• [Required work]
Below are some records: retype them all exactly, but not the pictures.
* * * * *
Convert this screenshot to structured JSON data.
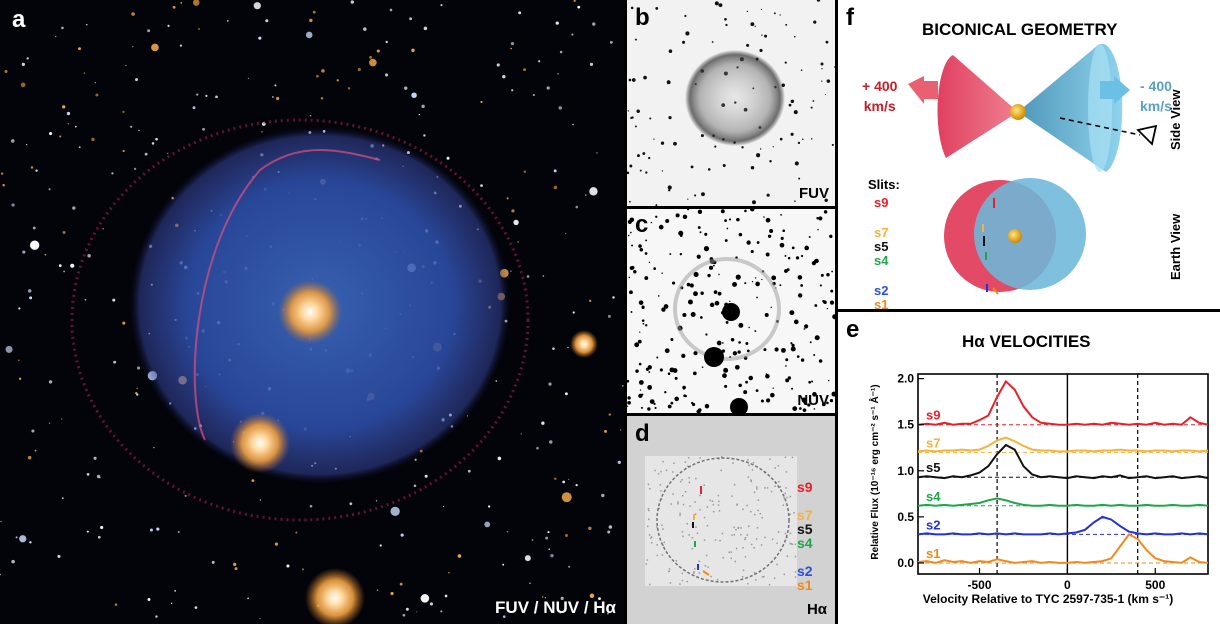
{
  "panels": {
    "a": {
      "label": "a",
      "caption": "FUV / NUV / Hα"
    },
    "b": {
      "label": "b",
      "caption": "FUV"
    },
    "c": {
      "label": "c",
      "caption": "NUV"
    },
    "d": {
      "label": "d",
      "caption": "Hα",
      "slits": [
        "s9",
        "s7",
        "s5",
        "s4",
        "s2",
        "s1"
      ]
    },
    "f": {
      "label": "f",
      "title": "BICONICAL GEOMETRY",
      "left_velocity": [
        "+ 400",
        "km/s"
      ],
      "right_velocity": [
        "- 400",
        "km/s"
      ],
      "side_view": "Side View",
      "earth_view": "Earth View",
      "slits_label": "Slits:",
      "slits": [
        "s9",
        "s7",
        "s5",
        "s4",
        "s2",
        "s1"
      ]
    },
    "e": {
      "label": "e"
    }
  },
  "colors": {
    "s9": "#e8202a",
    "s7": "#f5b33c",
    "s5": "#111111",
    "s4": "#1fa64b",
    "s2": "#2431d6",
    "s1": "#f08a1c",
    "cone_red": "#e9566a",
    "cone_blue": "#6fb6d8"
  },
  "chart_data": {
    "type": "line",
    "title": "Hα VELOCITIES",
    "xlabel": "Velocity Relative to TYC 2597-735-1 (km s⁻¹)",
    "ylabel": "Relative Flux (10⁻¹⁶ erg cm⁻² s⁻¹ Å⁻¹)",
    "xlim": [
      -850,
      800
    ],
    "ylim": [
      -0.12,
      2.05
    ],
    "xticks": [
      -500,
      0,
      500
    ],
    "xtick_labels": [
      "-500",
      "0",
      "500"
    ],
    "yticks": [
      0.0,
      0.5,
      1.0,
      1.5,
      2.0
    ],
    "ytick_labels": [
      "0.0",
      "0.5",
      "1.0",
      "1.5",
      "2.0"
    ],
    "vlines_dashed": [
      -400,
      400
    ],
    "vline_solid": 0,
    "x": [
      -850,
      -800,
      -750,
      -700,
      -650,
      -600,
      -550,
      -500,
      -450,
      -400,
      -350,
      -300,
      -250,
      -200,
      -150,
      -100,
      -50,
      0,
      50,
      100,
      150,
      200,
      250,
      300,
      350,
      400,
      450,
      500,
      550,
      600,
      650,
      700,
      750,
      800
    ],
    "series": [
      {
        "name": "s9",
        "baseline": 1.5,
        "values": [
          1.5,
          1.51,
          1.5,
          1.52,
          1.5,
          1.51,
          1.51,
          1.55,
          1.6,
          1.8,
          1.97,
          1.88,
          1.7,
          1.58,
          1.52,
          1.51,
          1.5,
          1.5,
          1.51,
          1.5,
          1.51,
          1.5,
          1.52,
          1.51,
          1.5,
          1.51,
          1.5,
          1.52,
          1.5,
          1.51,
          1.5,
          1.58,
          1.52,
          1.5
        ]
      },
      {
        "name": "s7",
        "baseline": 1.2,
        "values": [
          1.21,
          1.22,
          1.21,
          1.22,
          1.22,
          1.23,
          1.22,
          1.23,
          1.27,
          1.33,
          1.36,
          1.32,
          1.27,
          1.23,
          1.22,
          1.22,
          1.21,
          1.21,
          1.22,
          1.22,
          1.21,
          1.22,
          1.22,
          1.23,
          1.22,
          1.22,
          1.21,
          1.22,
          1.22,
          1.21,
          1.22,
          1.22,
          1.21,
          1.22
        ]
      },
      {
        "name": "s5",
        "baseline": 0.93,
        "values": [
          0.93,
          0.94,
          0.93,
          0.92,
          0.94,
          0.93,
          0.95,
          0.98,
          1.05,
          1.18,
          1.28,
          1.23,
          1.05,
          0.96,
          0.93,
          0.94,
          0.93,
          0.92,
          0.94,
          0.93,
          0.92,
          0.94,
          0.93,
          0.95,
          0.92,
          0.93,
          0.94,
          0.92,
          0.93,
          0.94,
          0.92,
          0.93,
          0.94,
          0.92
        ]
      },
      {
        "name": "s4",
        "baseline": 0.62,
        "values": [
          0.62,
          0.63,
          0.62,
          0.63,
          0.62,
          0.63,
          0.64,
          0.65,
          0.68,
          0.7,
          0.68,
          0.65,
          0.63,
          0.62,
          0.62,
          0.63,
          0.62,
          0.62,
          0.63,
          0.62,
          0.62,
          0.63,
          0.62,
          0.63,
          0.62,
          0.62,
          0.63,
          0.62,
          0.62,
          0.63,
          0.62,
          0.62,
          0.63,
          0.62
        ]
      },
      {
        "name": "s2",
        "baseline": 0.31,
        "values": [
          0.31,
          0.32,
          0.31,
          0.31,
          0.32,
          0.31,
          0.31,
          0.32,
          0.31,
          0.32,
          0.31,
          0.32,
          0.31,
          0.31,
          0.31,
          0.32,
          0.31,
          0.32,
          0.33,
          0.36,
          0.44,
          0.5,
          0.47,
          0.4,
          0.34,
          0.32,
          0.31,
          0.32,
          0.31,
          0.31,
          0.32,
          0.31,
          0.32,
          0.31
        ]
      },
      {
        "name": "s1",
        "baseline": 0.0,
        "values": [
          0.01,
          0.02,
          0.0,
          0.03,
          0.01,
          0.02,
          0.0,
          0.02,
          0.01,
          0.04,
          0.02,
          0.0,
          0.01,
          0.02,
          0.0,
          0.01,
          0.0,
          0.0,
          0.01,
          0.0,
          0.01,
          0.02,
          0.05,
          0.18,
          0.31,
          0.26,
          0.14,
          0.05,
          0.02,
          0.01,
          0.0,
          0.06,
          0.01,
          0.0
        ]
      }
    ]
  }
}
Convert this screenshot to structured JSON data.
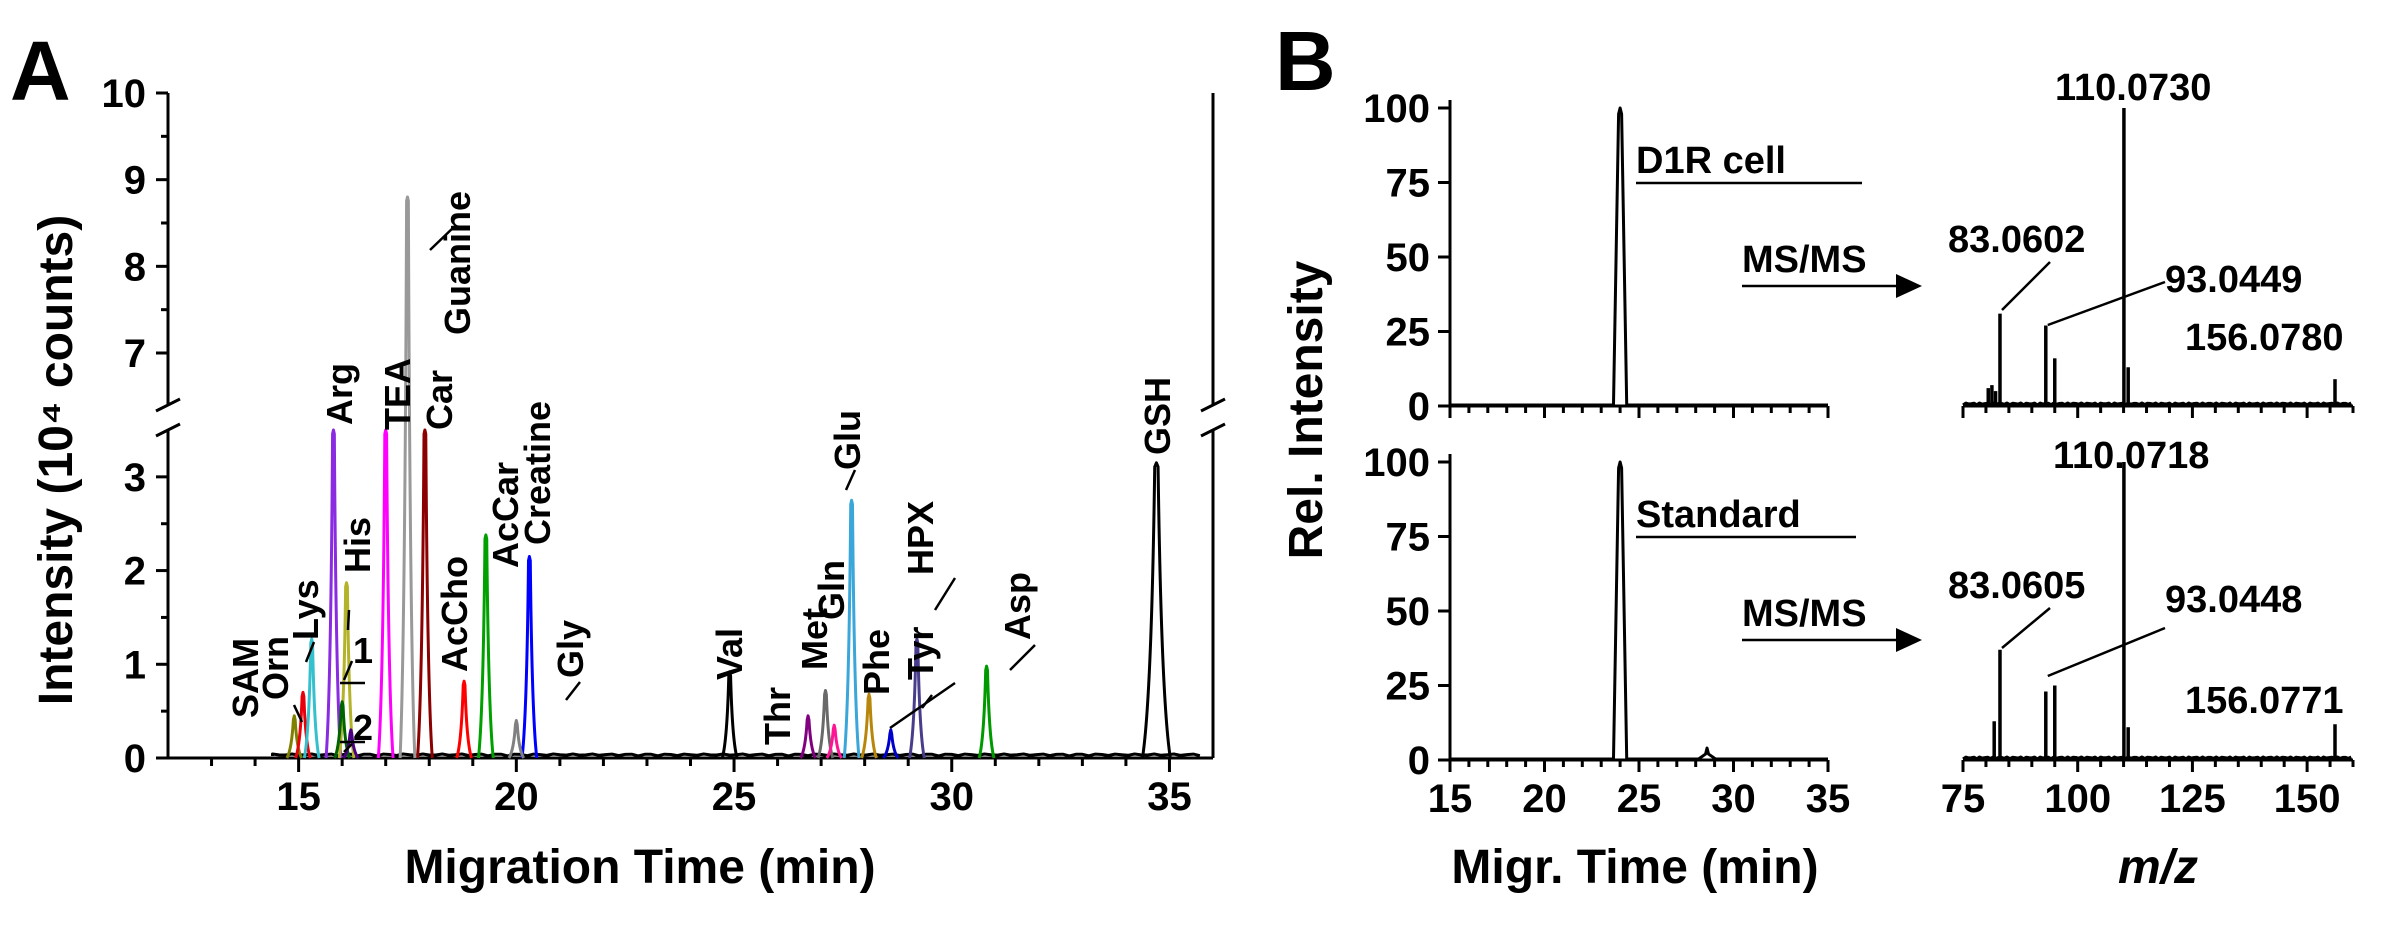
* * * * *
• [Exercise output]
Convert this screenshot to structured JSON data.
{
  "panels": {
    "a": {
      "label": "a",
      "caption": "FUV / NUV / Hα"
    },
    "b": {
      "label": "b",
      "caption": "FUV"
    },
    "c": {
      "label": "c",
      "caption": "NUV"
    },
    "d": {
      "label": "d",
      "caption": "Hα",
      "slits": [
        "s9",
        "s7",
        "s5",
        "s4",
        "s2",
        "s1"
      ]
    },
    "f": {
      "label": "f",
      "title": "BICONICAL GEOMETRY",
      "left_velocity": [
        "+ 400",
        "km/s"
      ],
      "right_velocity": [
        "- 400",
        "km/s"
      ],
      "side_view": "Side View",
      "earth_view": "Earth View",
      "slits_label": "Slits:",
      "slits": [
        "s9",
        "s7",
        "s5",
        "s4",
        "s2",
        "s1"
      ]
    },
    "e": {
      "label": "e"
    }
  },
  "colors": {
    "s9": "#e8202a",
    "s7": "#f5b33c",
    "s5": "#111111",
    "s4": "#1fa64b",
    "s2": "#2431d6",
    "s1": "#f08a1c",
    "cone_red": "#e9566a",
    "cone_blue": "#6fb6d8"
  },
  "chart_data": {
    "type": "line",
    "title": "Hα VELOCITIES",
    "xlabel": "Velocity Relative to TYC 2597-735-1 (km s⁻¹)",
    "ylabel": "Relative Flux (10⁻¹⁶ erg cm⁻² s⁻¹ Å⁻¹)",
    "xlim": [
      -850,
      800
    ],
    "ylim": [
      -0.12,
      2.05
    ],
    "xticks": [
      -500,
      0,
      500
    ],
    "xtick_labels": [
      "-500",
      "0",
      "500"
    ],
    "yticks": [
      0.0,
      0.5,
      1.0,
      1.5,
      2.0
    ],
    "ytick_labels": [
      "0.0",
      "0.5",
      "1.0",
      "1.5",
      "2.0"
    ],
    "vlines_dashed": [
      -400,
      400
    ],
    "vline_solid": 0,
    "x": [
      -850,
      -800,
      -750,
      -700,
      -650,
      -600,
      -550,
      -500,
      -450,
      -400,
      -350,
      -300,
      -250,
      -200,
      -150,
      -100,
      -50,
      0,
      50,
      100,
      150,
      200,
      250,
      300,
      350,
      400,
      450,
      500,
      550,
      600,
      650,
      700,
      750,
      800
    ],
    "series": [
      {
        "name": "s9",
        "baseline": 1.5,
        "values": [
          1.5,
          1.51,
          1.5,
          1.52,
          1.5,
          1.51,
          1.51,
          1.55,
          1.6,
          1.8,
          1.97,
          1.88,
          1.7,
          1.58,
          1.52,
          1.51,
          1.5,
          1.5,
          1.51,
          1.5,
          1.51,
          1.5,
          1.52,
          1.51,
          1.5,
          1.51,
          1.5,
          1.52,
          1.5,
          1.51,
          1.5,
          1.58,
          1.52,
          1.5
        ]
      },
      {
        "name": "s7",
        "baseline": 1.2,
        "values": [
          1.21,
          1.22,
          1.21,
          1.22,
          1.22,
          1.23,
          1.22,
          1.23,
          1.27,
          1.33,
          1.36,
          1.32,
          1.27,
          1.23,
          1.22,
          1.22,
          1.21,
          1.21,
          1.22,
          1.22,
          1.21,
          1.22,
          1.22,
          1.23,
          1.22,
          1.22,
          1.21,
          1.22,
          1.22,
          1.21,
          1.22,
          1.22,
          1.21,
          1.22
        ]
      },
      {
        "name": "s5",
        "baseline": 0.93,
        "values": [
          0.93,
          0.94,
          0.93,
          0.92,
          0.94,
          0.93,
          0.95,
          0.98,
          1.05,
          1.18,
          1.28,
          1.23,
          1.05,
          0.96,
          0.93,
          0.94,
          0.93,
          0.92,
          0.94,
          0.93,
          0.92,
          0.94,
          0.93,
          0.95,
          0.92,
          0.93,
          0.94,
          0.92,
          0.93,
          0.94,
          0.92,
          0.93,
          0.94,
          0.92
        ]
      },
      {
        "name": "s4",
        "baseline": 0.62,
        "values": [
          0.62,
          0.63,
          0.62,
          0.63,
          0.62,
          0.63,
          0.64,
          0.65,
          0.68,
          0.7,
          0.68,
          0.65,
          0.63,
          0.62,
          0.62,
          0.63,
          0.62,
          0.62,
          0.63,
          0.62,
          0.62,
          0.63,
          0.62,
          0.63,
          0.62,
          0.62,
          0.63,
          0.62,
          0.62,
          0.63,
          0.62,
          0.62,
          0.63,
          0.62
        ]
      },
      {
        "name": "s2",
        "baseline": 0.31,
        "values": [
          0.31,
          0.32,
          0.31,
          0.31,
          0.32,
          0.31,
          0.31,
          0.32,
          0.31,
          0.32,
          0.31,
          0.32,
          0.31,
          0.31,
          0.31,
          0.32,
          0.31,
          0.32,
          0.33,
          0.36,
          0.44,
          0.5,
          0.47,
          0.4,
          0.34,
          0.32,
          0.31,
          0.32,
          0.31,
          0.31,
          0.32,
          0.31,
          0.32,
          0.31
        ]
      },
      {
        "name": "s1",
        "baseline": 0.0,
        "values": [
          0.01,
          0.02,
          0.0,
          0.03,
          0.01,
          0.02,
          0.0,
          0.02,
          0.01,
          0.04,
          0.02,
          0.0,
          0.01,
          0.02,
          0.0,
          0.01,
          0.0,
          0.0,
          0.01,
          0.0,
          0.01,
          0.02,
          0.05,
          0.18,
          0.31,
          0.26,
          0.14,
          0.05,
          0.02,
          0.01,
          0.0,
          0.06,
          0.01,
          0.0
        ]
      }
    ]
  }
}
Convert this screenshot to structured JSON data.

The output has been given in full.